*Goal of the exercise*. Check every line of the entries for "Children", and copy the lines that hold it.

*Data shown*.

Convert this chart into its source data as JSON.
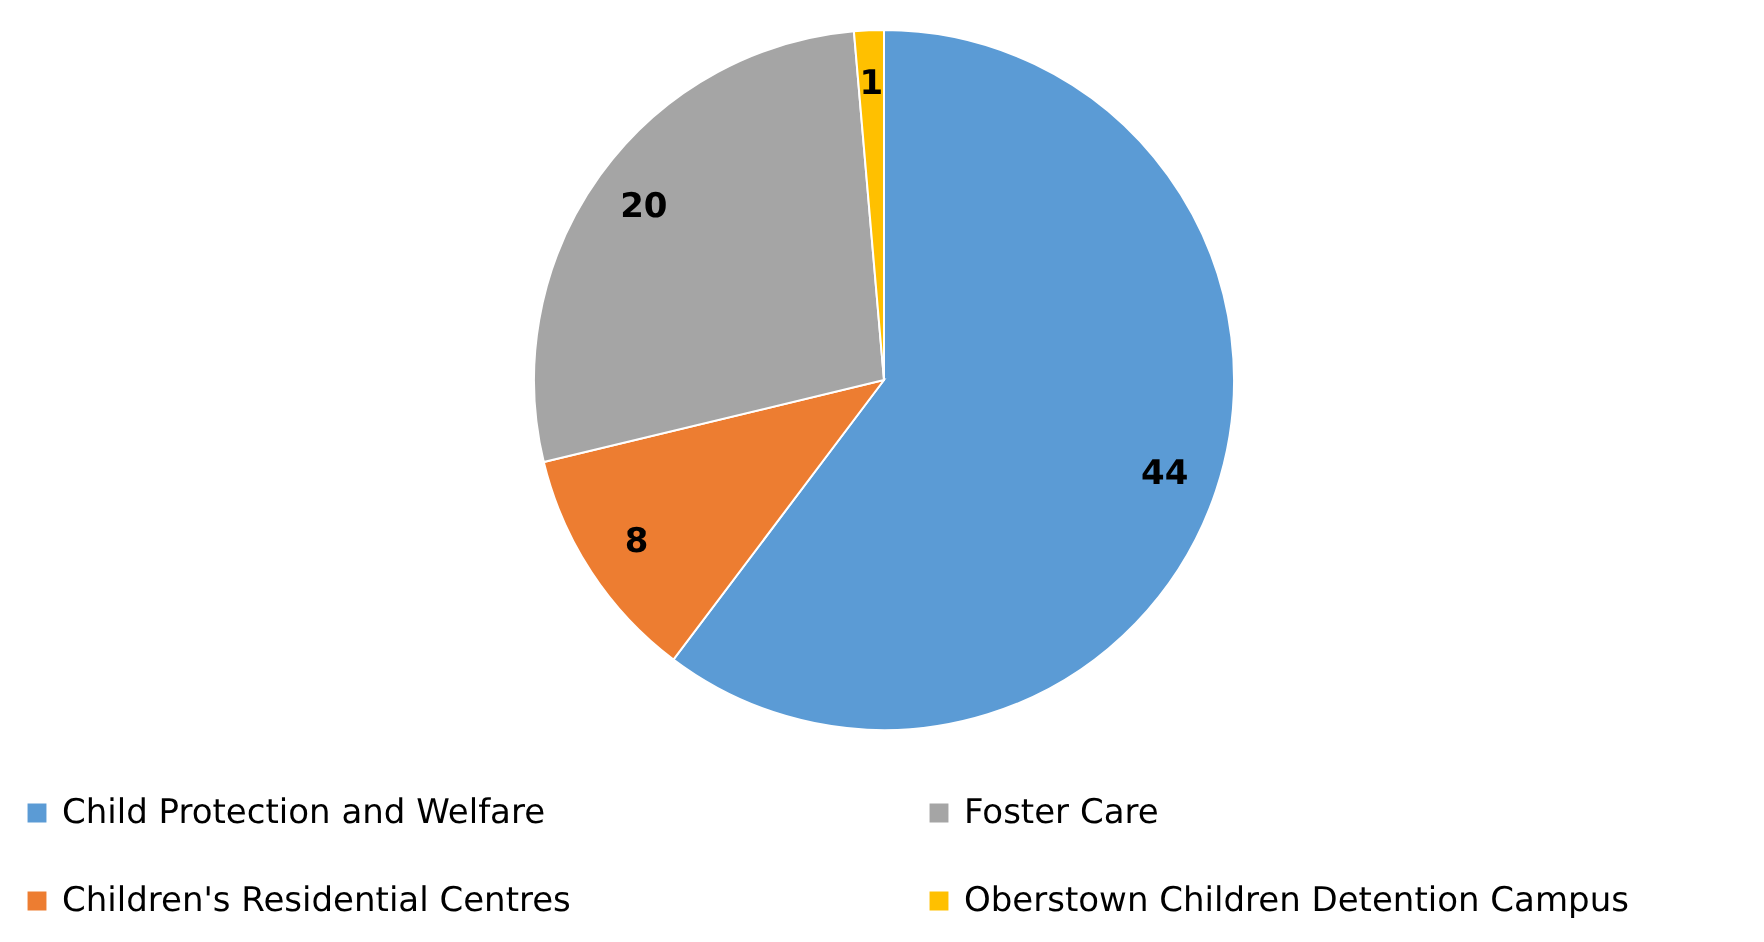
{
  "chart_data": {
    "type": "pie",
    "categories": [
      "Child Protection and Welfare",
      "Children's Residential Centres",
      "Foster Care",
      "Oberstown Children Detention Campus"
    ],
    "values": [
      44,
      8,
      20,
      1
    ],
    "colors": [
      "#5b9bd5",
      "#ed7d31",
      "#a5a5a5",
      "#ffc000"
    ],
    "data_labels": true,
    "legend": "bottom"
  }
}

*Correct response*.
      "Children's Residential Centres",
      "Oberstown Children Detention Campus"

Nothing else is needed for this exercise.